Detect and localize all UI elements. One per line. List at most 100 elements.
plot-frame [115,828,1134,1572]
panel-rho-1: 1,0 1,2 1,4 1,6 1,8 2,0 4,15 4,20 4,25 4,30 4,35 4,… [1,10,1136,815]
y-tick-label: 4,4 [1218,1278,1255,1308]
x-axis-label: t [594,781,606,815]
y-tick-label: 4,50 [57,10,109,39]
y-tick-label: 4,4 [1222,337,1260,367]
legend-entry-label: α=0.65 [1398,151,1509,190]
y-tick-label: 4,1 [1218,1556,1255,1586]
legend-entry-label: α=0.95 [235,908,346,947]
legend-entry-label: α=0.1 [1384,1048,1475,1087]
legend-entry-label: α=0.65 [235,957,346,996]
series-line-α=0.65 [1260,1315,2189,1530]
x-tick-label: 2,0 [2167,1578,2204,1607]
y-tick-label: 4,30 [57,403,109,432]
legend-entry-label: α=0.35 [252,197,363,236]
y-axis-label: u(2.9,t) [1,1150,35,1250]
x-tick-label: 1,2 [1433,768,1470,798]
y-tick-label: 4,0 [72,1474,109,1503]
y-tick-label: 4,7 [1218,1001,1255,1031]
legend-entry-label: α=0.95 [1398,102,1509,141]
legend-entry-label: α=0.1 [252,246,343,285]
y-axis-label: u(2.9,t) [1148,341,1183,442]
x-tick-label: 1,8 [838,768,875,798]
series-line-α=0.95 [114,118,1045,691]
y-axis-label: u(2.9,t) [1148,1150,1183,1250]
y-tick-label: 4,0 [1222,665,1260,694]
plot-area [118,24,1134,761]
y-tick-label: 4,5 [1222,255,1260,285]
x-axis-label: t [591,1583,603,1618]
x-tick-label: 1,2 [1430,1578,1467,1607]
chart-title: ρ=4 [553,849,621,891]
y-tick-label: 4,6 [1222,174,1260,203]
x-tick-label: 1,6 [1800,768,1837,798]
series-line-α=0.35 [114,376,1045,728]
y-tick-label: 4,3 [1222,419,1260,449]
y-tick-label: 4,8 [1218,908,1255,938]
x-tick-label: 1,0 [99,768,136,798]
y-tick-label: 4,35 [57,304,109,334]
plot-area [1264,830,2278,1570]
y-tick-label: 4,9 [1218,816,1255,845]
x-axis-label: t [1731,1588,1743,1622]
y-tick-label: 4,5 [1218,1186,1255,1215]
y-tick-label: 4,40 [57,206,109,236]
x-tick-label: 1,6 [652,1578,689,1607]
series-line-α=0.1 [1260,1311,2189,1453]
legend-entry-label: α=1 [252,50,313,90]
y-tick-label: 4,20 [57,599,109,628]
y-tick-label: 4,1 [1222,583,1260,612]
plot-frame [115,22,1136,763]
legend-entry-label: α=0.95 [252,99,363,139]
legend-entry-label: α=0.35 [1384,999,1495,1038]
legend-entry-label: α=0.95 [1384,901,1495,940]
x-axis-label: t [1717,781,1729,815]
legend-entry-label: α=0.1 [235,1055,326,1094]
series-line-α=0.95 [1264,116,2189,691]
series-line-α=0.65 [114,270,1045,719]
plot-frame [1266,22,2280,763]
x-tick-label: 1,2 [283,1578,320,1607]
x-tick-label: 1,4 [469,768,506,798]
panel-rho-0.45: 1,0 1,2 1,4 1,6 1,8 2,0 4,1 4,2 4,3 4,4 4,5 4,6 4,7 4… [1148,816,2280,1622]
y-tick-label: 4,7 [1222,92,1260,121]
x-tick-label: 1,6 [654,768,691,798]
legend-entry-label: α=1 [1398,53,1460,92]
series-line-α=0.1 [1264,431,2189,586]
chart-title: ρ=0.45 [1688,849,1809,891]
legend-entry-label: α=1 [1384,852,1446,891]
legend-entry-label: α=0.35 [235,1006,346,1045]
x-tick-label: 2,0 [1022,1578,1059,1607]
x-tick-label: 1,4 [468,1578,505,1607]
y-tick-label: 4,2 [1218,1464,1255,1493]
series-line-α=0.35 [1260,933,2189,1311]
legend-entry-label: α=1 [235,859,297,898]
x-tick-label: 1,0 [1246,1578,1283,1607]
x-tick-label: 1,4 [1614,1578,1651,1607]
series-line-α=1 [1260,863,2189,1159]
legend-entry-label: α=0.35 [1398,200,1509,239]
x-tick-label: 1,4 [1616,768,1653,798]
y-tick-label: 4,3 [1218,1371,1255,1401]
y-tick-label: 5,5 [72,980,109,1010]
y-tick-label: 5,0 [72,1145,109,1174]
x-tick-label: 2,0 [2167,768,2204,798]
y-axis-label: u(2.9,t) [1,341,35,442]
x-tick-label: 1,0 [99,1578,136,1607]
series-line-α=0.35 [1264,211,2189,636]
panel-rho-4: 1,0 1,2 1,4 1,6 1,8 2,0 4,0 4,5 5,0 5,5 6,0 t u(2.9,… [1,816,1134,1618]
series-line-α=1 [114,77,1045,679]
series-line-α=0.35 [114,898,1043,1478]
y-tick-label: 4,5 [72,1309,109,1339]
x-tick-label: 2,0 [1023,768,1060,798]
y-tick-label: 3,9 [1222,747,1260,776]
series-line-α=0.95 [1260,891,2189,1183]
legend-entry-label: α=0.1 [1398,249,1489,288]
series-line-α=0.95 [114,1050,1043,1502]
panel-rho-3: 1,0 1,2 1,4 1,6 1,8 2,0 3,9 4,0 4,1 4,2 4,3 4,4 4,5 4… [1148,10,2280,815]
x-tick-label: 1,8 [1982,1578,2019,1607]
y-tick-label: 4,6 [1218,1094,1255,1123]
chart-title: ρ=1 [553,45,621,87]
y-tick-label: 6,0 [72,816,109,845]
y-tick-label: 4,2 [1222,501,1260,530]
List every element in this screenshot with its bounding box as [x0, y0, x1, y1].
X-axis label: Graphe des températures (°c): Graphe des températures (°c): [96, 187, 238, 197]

DIRECTIONS: Rewrite every line of the items above as a numbered list, leaving out any blank lines.

SOLUTION TO THE PROBLEM:
1. Detect and localize all UI elements. One per line. List at most 100 elements.
2. plot-frame [115,828,1134,1572]
3. panel-rho-1: 1,0 1,2 1,4 1,6 1,8 2,0 4,15 4,20 4,25 4,30 4,35 4,… [1,10,1136,815]
4. y-tick-label: 4,4 [1218,1278,1255,1308]
5. x-axis-label: t [594,781,606,815]
6. y-tick-label: 4,50 [57,10,109,39]
7. y-tick-label: 4,4 [1222,337,1260,367]
8. legend-entry-label: α=0.65 [1398,151,1509,190]
9. y-tick-label: 4,1 [1218,1556,1255,1586]
10. legend-entry-label: α=0.95 [235,908,346,947]
11. legend-entry-label: α=0.1 [1384,1048,1475,1087]
12. legend-entry-label: α=0.65 [235,957,346,996]
13. series-line-α=0.65 [1260,1315,2189,1530]
14. x-tick-label: 2,0 [2167,1578,2204,1607]
15. y-tick-label: 4,30 [57,403,109,432]
16. legend-entry-label: α=0.35 [252,197,363,236]
17. y-axis-label: u(2.9,t) [1,1150,35,1250]
18. x-tick-label: 1,2 [1433,768,1470,798]
19. y-tick-label: 4,0 [72,1474,109,1503]
20. y-tick-label: 4,7 [1218,1001,1255,1031]
21. legend-entry-label: α=0.95 [1398,102,1509,141]
22. legend-entry-label: α=0.1 [252,246,343,285]
23. y-axis-label: u(2.9,t) [1148,341,1183,442]
24. x-tick-label: 1,8 [838,768,875,798]
25. series-line-α=0.95 [114,118,1045,691]
26. y-axis-label: u(2.9,t) [1148,1150,1183,1250]
27. y-tick-label: 4,0 [1222,665,1260,694]
28. plot-area [118,24,1134,761]
29. y-tick-label: 4,5 [1222,255,1260,285]
30. x-axis-label: t [591,1583,603,1618]
31. x-tick-label: 1,2 [1430,1578,1467,1607]
32. chart-title: ρ=4 [553,849,621,891]
33. y-tick-label: 4,6 [1222,174,1260,203]
34. x-tick-label: 1,6 [1800,768,1837,798]
35. series-line-α=0.35 [114,376,1045,728]
36. y-tick-label: 4,3 [1222,419,1260,449]
37. y-tick-label: 4,8 [1218,908,1255,938]
38. x-tick-label: 1,0 [99,768,136,798]
39. y-tick-label: 4,35 [57,304,109,334]
40. plot-area [1264,830,2278,1570]
41. y-tick-label: 4,9 [1218,816,1255,845]
42. x-axis-label: t [1731,1588,1743,1622]
43. y-tick-label: 4,5 [1218,1186,1255,1215]
44. y-tick-label: 4,40 [57,206,109,236]
45. x-tick-label: 1,6 [652,1578,689,1607]
46. series-line-α=0.1 [1260,1311,2189,1453]
47. legend-entry-label: α=1 [252,50,313,90]
48. y-tick-label: 4,20 [57,599,109,628]
49. y-tick-label: 4,1 [1222,583,1260,612]
50. plot-frame [115,22,1136,763]
51. legend-entry-label: α=0.95 [252,99,363,139]
52. legend-entry-label: α=0.35 [1384,999,1495,1038]
53. legend-entry-label: α=0.95 [1384,901,1495,940]
54. x-axis-label: t [1717,781,1729,815]
55. legend-entry-label: α=0.1 [235,1055,326,1094]
56. series-line-α=0.95 [1264,116,2189,691]
57. series-line-α=0.65 [114,270,1045,719]
58. plot-frame [1266,22,2280,763]
59. x-tick-label: 1,2 [283,1578,320,1607]
60. x-tick-label: 1,4 [469,768,506,798]
61. panel-rho-0.45: 1,0 1,2 1,4 1,6 1,8 2,0 4,1 4,2 4,3 4,4 4,5 4,6 4,7 4… [1148,816,2280,1622]
62. y-tick-label: 4,7 [1222,92,1260,121]
63. x-tick-label: 1,6 [654,768,691,798]
64. legend-entry-label: α=1 [1398,53,1460,92]
65. series-line-α=0.1 [1264,431,2189,586]
66. chart-title: ρ=0.45 [1688,849,1809,891]
67. legend-entry-label: α=1 [1384,852,1446,891]
68. legend-entry-label: α=0.35 [235,1006,346,1045]
69. x-tick-label: 2,0 [1022,1578,1059,1607]
70. x-tick-label: 1,4 [468,1578,505,1607]
71. y-tick-label: 4,2 [1218,1464,1255,1493]
72. series-line-α=0.35 [1260,933,2189,1311]
73. legend-entry-label: α=1 [235,859,297,898]
74. x-tick-label: 1,0 [1246,1578,1283,1607]
75. x-tick-label: 1,4 [1614,1578,1651,1607]
76. series-line-α=1 [1260,863,2189,1159]
77. legend-entry-label: α=0.35 [1398,200,1509,239]
78. x-tick-label: 1,4 [1616,768,1653,798]
79. y-tick-label: 4,3 [1218,1371,1255,1401]
80. y-tick-label: 5,5 [72,980,109,1010]
81. y-tick-label: 5,0 [72,1145,109,1174]
82. x-tick-label: 2,0 [2167,768,2204,798]
83. y-axis-label: u(2.9,t) [1,341,35,442]
84. x-tick-label: 1,0 [99,1578,136,1607]
85. series-line-α=0.35 [1264,211,2189,636]
86. panel-rho-4: 1,0 1,2 1,4 1,6 1,8 2,0 4,0 4,5 5,0 5,5 6,0 t u(2.9,… [1,816,1134,1618]
87. series-line-α=1 [114,77,1045,679]
88. series-line-α=0.35 [114,898,1043,1478]
89. y-tick-label: 4,5 [72,1309,109,1339]
90. x-tick-label: 2,0 [1023,768,1060,798]
91. y-tick-label: 3,9 [1222,747,1260,776]
92. series-line-α=0.95 [1260,891,2189,1183]
93. legend-entry-label: α=0.1 [1398,249,1489,288]
94. series-line-α=0.95 [114,1050,1043,1502]
95. panel-rho-3: 1,0 1,2 1,4 1,6 1,8 2,0 3,9 4,0 4,1 4,2 4,3 4,4 4,5 4… [1148,10,2280,815]
96. x-tick-label: 1,8 [1982,1578,2019,1607]
97. y-tick-label: 4,6 [1218,1094,1255,1123]
98. chart-title: ρ=1 [553,45,621,87]
99. y-tick-label: 6,0 [72,816,109,845]
100. y-tick-label: 4,2 [1222,501,1260,530]
101. List every element in this screenshot with its bounding box as [x0, y0, x1, y1].
102. X-axis label: Graphe des températures (°c): Graphe des températures (°c): [96, 187, 238, 197]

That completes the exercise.